# Provided records:

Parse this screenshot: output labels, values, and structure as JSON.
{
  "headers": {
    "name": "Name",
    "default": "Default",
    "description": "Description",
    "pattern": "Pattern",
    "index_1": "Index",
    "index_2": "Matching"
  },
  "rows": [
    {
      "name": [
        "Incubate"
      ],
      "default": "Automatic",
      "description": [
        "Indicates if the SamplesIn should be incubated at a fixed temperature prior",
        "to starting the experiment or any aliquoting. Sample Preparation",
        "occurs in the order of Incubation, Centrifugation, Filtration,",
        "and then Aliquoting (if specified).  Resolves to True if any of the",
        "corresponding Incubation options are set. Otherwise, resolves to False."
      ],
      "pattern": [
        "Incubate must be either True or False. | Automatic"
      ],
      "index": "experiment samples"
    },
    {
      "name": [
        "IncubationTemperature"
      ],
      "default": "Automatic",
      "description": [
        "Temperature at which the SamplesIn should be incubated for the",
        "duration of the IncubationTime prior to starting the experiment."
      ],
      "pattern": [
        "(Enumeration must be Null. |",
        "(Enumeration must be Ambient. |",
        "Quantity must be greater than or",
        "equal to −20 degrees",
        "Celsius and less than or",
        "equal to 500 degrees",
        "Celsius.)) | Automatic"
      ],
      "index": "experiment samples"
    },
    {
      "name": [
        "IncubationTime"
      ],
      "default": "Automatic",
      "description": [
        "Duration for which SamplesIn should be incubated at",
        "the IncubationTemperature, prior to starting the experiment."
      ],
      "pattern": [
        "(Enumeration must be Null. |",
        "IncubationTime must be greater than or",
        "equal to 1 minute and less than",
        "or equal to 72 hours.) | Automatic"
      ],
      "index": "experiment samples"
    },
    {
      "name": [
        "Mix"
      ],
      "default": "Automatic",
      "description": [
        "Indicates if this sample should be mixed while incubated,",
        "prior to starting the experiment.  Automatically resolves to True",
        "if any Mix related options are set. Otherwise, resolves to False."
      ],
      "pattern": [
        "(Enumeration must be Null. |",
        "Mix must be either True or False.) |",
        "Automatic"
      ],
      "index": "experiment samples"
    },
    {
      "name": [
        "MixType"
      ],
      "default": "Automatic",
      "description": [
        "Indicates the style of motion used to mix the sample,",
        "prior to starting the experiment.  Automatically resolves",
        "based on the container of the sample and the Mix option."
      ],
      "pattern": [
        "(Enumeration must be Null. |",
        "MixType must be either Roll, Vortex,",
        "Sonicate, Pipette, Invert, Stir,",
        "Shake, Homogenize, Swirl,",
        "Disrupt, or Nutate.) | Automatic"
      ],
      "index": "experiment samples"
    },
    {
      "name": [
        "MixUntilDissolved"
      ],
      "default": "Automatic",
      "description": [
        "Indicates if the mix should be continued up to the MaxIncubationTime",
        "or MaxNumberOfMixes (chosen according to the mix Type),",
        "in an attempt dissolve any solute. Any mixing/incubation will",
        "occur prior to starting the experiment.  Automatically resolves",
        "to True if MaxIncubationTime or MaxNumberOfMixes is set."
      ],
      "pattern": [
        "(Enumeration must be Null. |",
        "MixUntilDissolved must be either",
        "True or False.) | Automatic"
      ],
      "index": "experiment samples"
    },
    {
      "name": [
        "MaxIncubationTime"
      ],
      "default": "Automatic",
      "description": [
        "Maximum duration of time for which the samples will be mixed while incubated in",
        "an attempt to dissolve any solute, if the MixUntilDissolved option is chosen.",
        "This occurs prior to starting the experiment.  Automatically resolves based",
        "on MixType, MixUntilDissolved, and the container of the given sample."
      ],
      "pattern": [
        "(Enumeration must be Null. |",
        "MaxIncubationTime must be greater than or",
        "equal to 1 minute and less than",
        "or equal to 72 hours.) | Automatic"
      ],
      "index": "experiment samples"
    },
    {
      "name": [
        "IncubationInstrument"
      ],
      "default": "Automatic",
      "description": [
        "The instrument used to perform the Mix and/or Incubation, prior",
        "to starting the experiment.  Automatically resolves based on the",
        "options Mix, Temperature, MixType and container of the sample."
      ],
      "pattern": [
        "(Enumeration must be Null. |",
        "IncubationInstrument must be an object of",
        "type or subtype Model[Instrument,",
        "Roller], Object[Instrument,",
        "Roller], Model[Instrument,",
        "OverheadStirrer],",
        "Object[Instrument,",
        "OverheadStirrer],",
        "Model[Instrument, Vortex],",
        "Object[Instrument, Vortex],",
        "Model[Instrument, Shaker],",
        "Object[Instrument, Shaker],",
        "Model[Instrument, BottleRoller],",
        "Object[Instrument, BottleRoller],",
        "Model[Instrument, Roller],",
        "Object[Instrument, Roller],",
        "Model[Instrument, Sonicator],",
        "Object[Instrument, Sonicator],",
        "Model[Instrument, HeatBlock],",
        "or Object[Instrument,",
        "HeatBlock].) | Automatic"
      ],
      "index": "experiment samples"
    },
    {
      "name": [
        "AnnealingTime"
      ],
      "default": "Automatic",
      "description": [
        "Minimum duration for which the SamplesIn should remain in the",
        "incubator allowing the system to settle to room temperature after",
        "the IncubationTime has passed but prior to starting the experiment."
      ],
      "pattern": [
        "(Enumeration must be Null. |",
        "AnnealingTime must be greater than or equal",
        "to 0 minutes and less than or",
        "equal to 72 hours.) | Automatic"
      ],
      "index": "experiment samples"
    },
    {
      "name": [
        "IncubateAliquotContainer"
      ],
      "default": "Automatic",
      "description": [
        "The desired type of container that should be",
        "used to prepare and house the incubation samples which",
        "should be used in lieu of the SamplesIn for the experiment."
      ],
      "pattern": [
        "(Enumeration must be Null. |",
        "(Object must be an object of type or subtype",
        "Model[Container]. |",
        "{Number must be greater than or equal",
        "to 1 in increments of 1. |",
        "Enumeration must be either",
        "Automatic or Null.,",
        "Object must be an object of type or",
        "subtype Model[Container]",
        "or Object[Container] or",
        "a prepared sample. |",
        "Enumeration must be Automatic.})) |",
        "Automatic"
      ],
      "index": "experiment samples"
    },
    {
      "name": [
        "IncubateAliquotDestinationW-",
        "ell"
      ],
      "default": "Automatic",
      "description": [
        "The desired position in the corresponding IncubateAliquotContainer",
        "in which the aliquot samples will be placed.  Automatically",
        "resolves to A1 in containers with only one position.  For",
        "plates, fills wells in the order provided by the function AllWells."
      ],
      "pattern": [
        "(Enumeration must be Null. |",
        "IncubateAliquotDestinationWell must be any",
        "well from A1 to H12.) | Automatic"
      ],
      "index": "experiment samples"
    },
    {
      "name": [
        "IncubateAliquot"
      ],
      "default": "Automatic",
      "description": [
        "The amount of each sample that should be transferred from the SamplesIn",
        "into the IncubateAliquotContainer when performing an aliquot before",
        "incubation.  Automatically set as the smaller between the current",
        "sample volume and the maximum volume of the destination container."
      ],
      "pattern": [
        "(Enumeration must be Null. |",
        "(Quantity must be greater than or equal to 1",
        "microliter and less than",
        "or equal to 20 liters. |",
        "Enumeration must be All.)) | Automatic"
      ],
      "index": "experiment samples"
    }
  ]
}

# Given exercise:
Your task is to reproduce all of the records exactly.

# Response below:
Parse this screenshot: output labels, values, and structure as JSON.
{
  "headers": {
    "name": "Name",
    "default": "Default",
    "description": "Description",
    "pattern": "Pattern",
    "index_1": "Index",
    "index_2": "Matching"
  },
  "rows": [
    {
      "name": [
        "Incubate"
      ],
      "default": "Automatic",
      "description": [
        "Indicates if the SamplesIn should be incubated at a fixed temperature prior",
        "to starting the experiment or any aliquoting. Sample Preparation",
        "occurs in the order of Incubation, Centrifugation, Filtration,",
        "and then Aliquoting (if specified).  Resolves to True if any of the",
        "corresponding Incubation options are set. Otherwise, resolves to False."
      ],
      "pattern": [
        "Incubate must be either True or False. | Automatic"
      ],
      "index": "experiment samples"
    },
    {
      "name": [
        "IncubationTemperature"
      ],
      "default": "Automatic",
      "description": [
        "Temperature at which the SamplesIn should be incubated for the",
        "duration of the IncubationTime prior to starting the experiment."
      ],
      "pattern": [
        "(Enumeration must be Null. |",
        "(Enumeration must be Ambient. |",
        "Quantity must be greater than or",
        "equal to −20 degrees",
        "Celsius and less than or",
        "equal to 500 degrees",
        "Celsius.)) | Automatic"
      ],
      "index": "experiment samples"
    },
    {
      "name": [
        "IncubationTime"
      ],
      "default": "Automatic",
      "description": [
        "Duration for which SamplesIn should be incubated at",
        "the IncubationTemperature, prior to starting the experiment."
      ],
      "pattern": [
        "(Enumeration must be Null. |",
        "IncubationTime must be greater than or",
        "equal to 1 minute and less than",
        "or equal to 72 hours.) | Automatic"
      ],
      "index": "experiment samples"
    },
    {
      "name": [
        "Mix"
      ],
      "default": "Automatic",
      "description": [
        "Indicates if this sample should be mixed while incubated,",
        "prior to starting the experiment.  Automatically resolves to True",
        "if any Mix related options are set. Otherwise, resolves to False."
      ],
      "pattern": [
        "(Enumeration must be Null. |",
        "Mix must be either True or False.) |",
        "Automatic"
      ],
      "index": "experiment samples"
    },
    {
      "name": [
        "MixType"
      ],
      "default": "Automatic",
      "description": [
        "Indicates the style of motion used to mix the sample,",
        "prior to starting the experiment.  Automatically resolves",
        "based on the container of the sample and the Mix option."
      ],
      "pattern": [
        "(Enumeration must be Null. |",
        "MixType must be either Roll, Vortex,",
        "Sonicate, Pipette, Invert, Stir,",
        "Shake, Homogenize, Swirl,",
        "Disrupt, or Nutate.) | Automatic"
      ],
      "index": "experiment samples"
    },
    {
      "name": [
        "MixUntilDissolved"
      ],
      "default": "Automatic",
      "description": [
        "Indicates if the mix should be continued up to the MaxIncubationTime",
        "or MaxNumberOfMixes (chosen according to the mix Type),",
        "in an attempt dissolve any solute. Any mixing/incubation will",
        "occur prior to starting the experiment.  Automatically resolves",
        "to True if MaxIncubationTime or MaxNumberOfMixes is set."
      ],
      "pattern": [
        "(Enumeration must be Null. |",
        "MixUntilDissolved must be either",
        "True or False.) | Automatic"
      ],
      "index": "experiment samples"
    },
    {
      "name": [
        "MaxIncubationTime"
      ],
      "default": "Automatic",
      "description": [
        "Maximum duration of time for which the samples will be mixed while incubated in",
        "an attempt to dissolve any solute, if the MixUntilDissolved option is chosen.",
        "This occurs prior to starting the experiment.  Automatically resolves based",
        "on MixType, MixUntilDissolved, and the container of the given sample."
      ],
      "pattern": [
        "(Enumeration must be Null. |",
        "MaxIncubationTime must be greater than or",
        "equal to 1 minute and less than",
        "or equal to 72 hours.) | Automatic"
      ],
      "index": "experiment samples"
    },
    {
      "name": [
        "IncubationInstrument"
      ],
      "default": "Automatic",
      "description": [
        "The instrument used to perform the Mix and/or Incubation, prior",
        "to starting the experiment.  Automatically resolves based on the",
        "options Mix, Temperature, MixType and container of the sample."
      ],
      "pattern": [
        "(Enumeration must be Null. |",
        "IncubationInstrument must be an object of",
        "type or subtype Model[Instrument,",
        "Roller], Object[Instrument,",
        "Roller], Model[Instrument,",
        "OverheadStirrer],",
        "Object[Instrument,",
        "OverheadStirrer],",
        "Model[Instrument, Vortex],",
        "Object[Instrument, Vortex],",
        "Model[Instrument, Shaker],",
        "Object[Instrument, Shaker],",
        "Model[Instrument, BottleRoller],",
        "Object[Instrument, BottleRoller],",
        "Model[Instrument, Roller],",
        "Object[Instrument, Roller],",
        "Model[Instrument, Sonicator],",
        "Object[Instrument, Sonicator],",
        "Model[Instrument, HeatBlock],",
        "or Object[Instrument,",
        "HeatBlock].) | Automatic"
      ],
      "index": "experiment samples"
    },
    {
      "name": [
        "AnnealingTime"
      ],
      "default": "Automatic",
      "description": [
        "Minimum duration for which the SamplesIn should remain in the",
        "incubator allowing the system to settle to room temperature after",
        "the IncubationTime has passed but prior to starting the experiment."
      ],
      "pattern": [
        "(Enumeration must be Null. |",
        "AnnealingTime must be greater than or equal",
        "to 0 minutes and less than or",
        "equal to 72 hours.) | Automatic"
      ],
      "index": "experiment samples"
    },
    {
      "name": [
        "IncubateAliquotContainer"
      ],
      "default": "Automatic",
      "description": [
        "The desired type of container that should be",
        "used to prepare and house the incubation samples which",
        "should be used in lieu of the SamplesIn for the experiment."
      ],
      "pattern": [
        "(Enumeration must be Null. |",
        "(Object must be an object of type or subtype",
        "Model[Container]. |",
        "{Number must be greater than or equal",
        "to 1 in increments of 1. |",
        "Enumeration must be either",
        "Automatic or Null.,",
        "Object must be an object of type or",
        "subtype Model[Container]",
        "or Object[Container] or",
        "a prepared sample. |",
        "Enumeration must be Automatic.})) |",
        "Automatic"
      ],
      "index": "experiment samples"
    },
    {
      "name": [
        "IncubateAliquotDestinationW-",
        "ell"
      ],
      "default": "Automatic",
      "description": [
        "The desired position in the corresponding IncubateAliquotContainer",
        "in which the aliquot samples will be placed.  Automatically",
        "resolves to A1 in containers with only one position.  For",
        "plates, fills wells in the order provided by the function AllWells."
      ],
      "pattern": [
        "(Enumeration must be Null. |",
        "IncubateAliquotDestinationWell must be any",
        "well from A1 to H12.) | Automatic"
      ],
      "index": "experiment samples"
    },
    {
      "name": [
        "IncubateAliquot"
      ],
      "default": "Automatic",
      "description": [
        "The amount of each sample that should be transferred from the SamplesIn",
        "into the IncubateAliquotContainer when performing an aliquot before",
        "incubation.  Automatically set as the smaller between the current",
        "sample volume and the maximum volume of the destination container."
      ],
      "pattern": [
        "(Enumeration must be Null. |",
        "(Quantity must be greater than or equal to 1",
        "microliter and less than",
        "or equal to 20 liters. |",
        "Enumeration must be All.)) | Automatic"
      ],
      "index": "experiment samples"
    }
  ]
}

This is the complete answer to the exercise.